| Given request |
Check each line of the material below, and copy it if it holds the string "Bluetooth".

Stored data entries
+-------+
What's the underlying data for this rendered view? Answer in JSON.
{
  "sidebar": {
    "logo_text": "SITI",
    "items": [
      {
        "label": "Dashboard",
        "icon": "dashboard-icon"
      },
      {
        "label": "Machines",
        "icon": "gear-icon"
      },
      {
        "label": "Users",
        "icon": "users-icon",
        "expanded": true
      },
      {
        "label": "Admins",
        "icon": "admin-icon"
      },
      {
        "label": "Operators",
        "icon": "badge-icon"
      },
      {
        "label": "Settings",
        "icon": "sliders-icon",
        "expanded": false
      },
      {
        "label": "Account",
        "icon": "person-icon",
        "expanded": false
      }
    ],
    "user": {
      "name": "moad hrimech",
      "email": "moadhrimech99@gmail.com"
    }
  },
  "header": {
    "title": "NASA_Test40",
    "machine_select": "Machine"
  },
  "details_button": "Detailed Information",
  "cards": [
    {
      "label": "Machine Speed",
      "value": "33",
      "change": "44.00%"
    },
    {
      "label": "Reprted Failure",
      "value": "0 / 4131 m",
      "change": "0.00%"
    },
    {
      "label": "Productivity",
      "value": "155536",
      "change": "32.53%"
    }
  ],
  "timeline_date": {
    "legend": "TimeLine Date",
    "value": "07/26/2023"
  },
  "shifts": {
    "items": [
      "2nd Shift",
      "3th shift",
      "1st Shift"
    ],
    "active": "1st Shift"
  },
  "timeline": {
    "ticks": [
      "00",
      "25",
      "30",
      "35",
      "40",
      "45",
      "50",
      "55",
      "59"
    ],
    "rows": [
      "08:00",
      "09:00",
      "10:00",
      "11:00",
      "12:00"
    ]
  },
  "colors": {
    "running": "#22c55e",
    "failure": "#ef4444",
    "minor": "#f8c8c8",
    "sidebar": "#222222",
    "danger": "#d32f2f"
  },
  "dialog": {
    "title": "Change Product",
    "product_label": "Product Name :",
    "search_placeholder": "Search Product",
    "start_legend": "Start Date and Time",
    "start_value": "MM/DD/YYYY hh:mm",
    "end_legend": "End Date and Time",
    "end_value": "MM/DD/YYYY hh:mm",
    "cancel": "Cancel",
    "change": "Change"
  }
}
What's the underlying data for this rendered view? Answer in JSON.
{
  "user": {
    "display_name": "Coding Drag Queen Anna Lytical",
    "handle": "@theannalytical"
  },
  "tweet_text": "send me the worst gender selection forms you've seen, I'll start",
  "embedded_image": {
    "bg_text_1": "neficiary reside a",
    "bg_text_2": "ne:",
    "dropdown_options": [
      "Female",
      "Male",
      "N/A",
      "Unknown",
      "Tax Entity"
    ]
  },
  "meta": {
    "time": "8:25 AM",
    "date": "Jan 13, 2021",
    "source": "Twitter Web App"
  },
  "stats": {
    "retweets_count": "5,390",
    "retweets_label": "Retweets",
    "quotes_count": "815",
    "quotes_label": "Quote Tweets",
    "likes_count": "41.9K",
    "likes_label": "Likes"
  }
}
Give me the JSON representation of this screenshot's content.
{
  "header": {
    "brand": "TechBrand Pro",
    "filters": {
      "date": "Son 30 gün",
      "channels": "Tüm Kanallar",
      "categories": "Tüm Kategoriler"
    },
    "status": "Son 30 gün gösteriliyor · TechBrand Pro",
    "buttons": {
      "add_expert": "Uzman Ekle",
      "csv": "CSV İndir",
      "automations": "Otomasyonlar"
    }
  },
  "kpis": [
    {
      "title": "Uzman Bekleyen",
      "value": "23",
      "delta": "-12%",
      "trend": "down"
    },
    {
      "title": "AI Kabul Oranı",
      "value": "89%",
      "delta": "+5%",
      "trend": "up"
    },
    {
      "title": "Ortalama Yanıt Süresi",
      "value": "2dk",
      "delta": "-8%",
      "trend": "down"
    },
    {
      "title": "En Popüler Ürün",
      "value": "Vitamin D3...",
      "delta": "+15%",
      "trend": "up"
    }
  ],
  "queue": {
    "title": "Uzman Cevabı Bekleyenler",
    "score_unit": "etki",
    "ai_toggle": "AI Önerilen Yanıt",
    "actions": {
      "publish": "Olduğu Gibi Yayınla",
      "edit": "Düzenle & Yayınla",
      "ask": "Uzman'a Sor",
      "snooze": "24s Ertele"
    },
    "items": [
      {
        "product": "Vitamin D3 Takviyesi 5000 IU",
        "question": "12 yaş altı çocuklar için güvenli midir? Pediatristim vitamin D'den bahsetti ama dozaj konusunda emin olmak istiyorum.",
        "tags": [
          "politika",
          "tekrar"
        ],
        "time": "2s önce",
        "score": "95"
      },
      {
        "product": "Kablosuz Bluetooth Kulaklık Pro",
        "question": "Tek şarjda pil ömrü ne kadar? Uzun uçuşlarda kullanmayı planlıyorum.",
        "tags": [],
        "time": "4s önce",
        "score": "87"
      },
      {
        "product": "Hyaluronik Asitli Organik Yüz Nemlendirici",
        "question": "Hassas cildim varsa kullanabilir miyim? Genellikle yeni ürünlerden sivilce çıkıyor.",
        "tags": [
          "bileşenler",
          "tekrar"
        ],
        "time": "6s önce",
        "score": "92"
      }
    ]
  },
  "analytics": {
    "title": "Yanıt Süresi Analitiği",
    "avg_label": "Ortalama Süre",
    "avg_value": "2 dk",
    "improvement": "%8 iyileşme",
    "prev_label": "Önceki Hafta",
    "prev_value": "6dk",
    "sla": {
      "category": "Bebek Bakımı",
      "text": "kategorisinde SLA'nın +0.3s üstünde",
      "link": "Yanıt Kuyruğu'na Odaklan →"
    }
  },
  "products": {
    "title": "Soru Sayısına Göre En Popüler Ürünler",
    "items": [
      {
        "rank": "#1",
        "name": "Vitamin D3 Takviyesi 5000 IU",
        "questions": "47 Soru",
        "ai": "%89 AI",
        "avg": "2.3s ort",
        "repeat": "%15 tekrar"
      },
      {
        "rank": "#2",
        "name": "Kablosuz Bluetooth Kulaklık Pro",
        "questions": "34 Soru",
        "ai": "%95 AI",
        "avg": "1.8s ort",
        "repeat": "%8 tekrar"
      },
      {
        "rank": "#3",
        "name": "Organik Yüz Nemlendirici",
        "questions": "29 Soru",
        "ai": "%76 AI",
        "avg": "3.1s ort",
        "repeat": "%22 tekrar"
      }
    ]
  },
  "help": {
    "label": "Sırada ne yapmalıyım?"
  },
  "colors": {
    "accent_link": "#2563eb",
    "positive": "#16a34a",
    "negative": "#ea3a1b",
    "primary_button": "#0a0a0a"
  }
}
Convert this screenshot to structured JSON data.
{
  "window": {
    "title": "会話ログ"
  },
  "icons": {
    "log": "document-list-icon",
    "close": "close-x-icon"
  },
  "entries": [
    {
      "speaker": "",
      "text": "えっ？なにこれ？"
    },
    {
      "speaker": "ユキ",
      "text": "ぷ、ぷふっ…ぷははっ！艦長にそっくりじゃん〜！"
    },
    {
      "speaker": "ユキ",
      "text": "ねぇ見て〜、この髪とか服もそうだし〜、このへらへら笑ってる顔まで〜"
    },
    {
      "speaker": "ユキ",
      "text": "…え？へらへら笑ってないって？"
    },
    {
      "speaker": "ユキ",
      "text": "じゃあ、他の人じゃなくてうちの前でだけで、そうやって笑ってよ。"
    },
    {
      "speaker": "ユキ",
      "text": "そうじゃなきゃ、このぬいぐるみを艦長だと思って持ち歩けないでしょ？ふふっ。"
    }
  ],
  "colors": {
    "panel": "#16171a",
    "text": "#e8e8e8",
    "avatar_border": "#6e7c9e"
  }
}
+-------+
| In response |
        "product": "Kablosuz Bluetooth Kulaklık Pro",
        "name": "Kablosuz Bluetooth Kulaklık Pro",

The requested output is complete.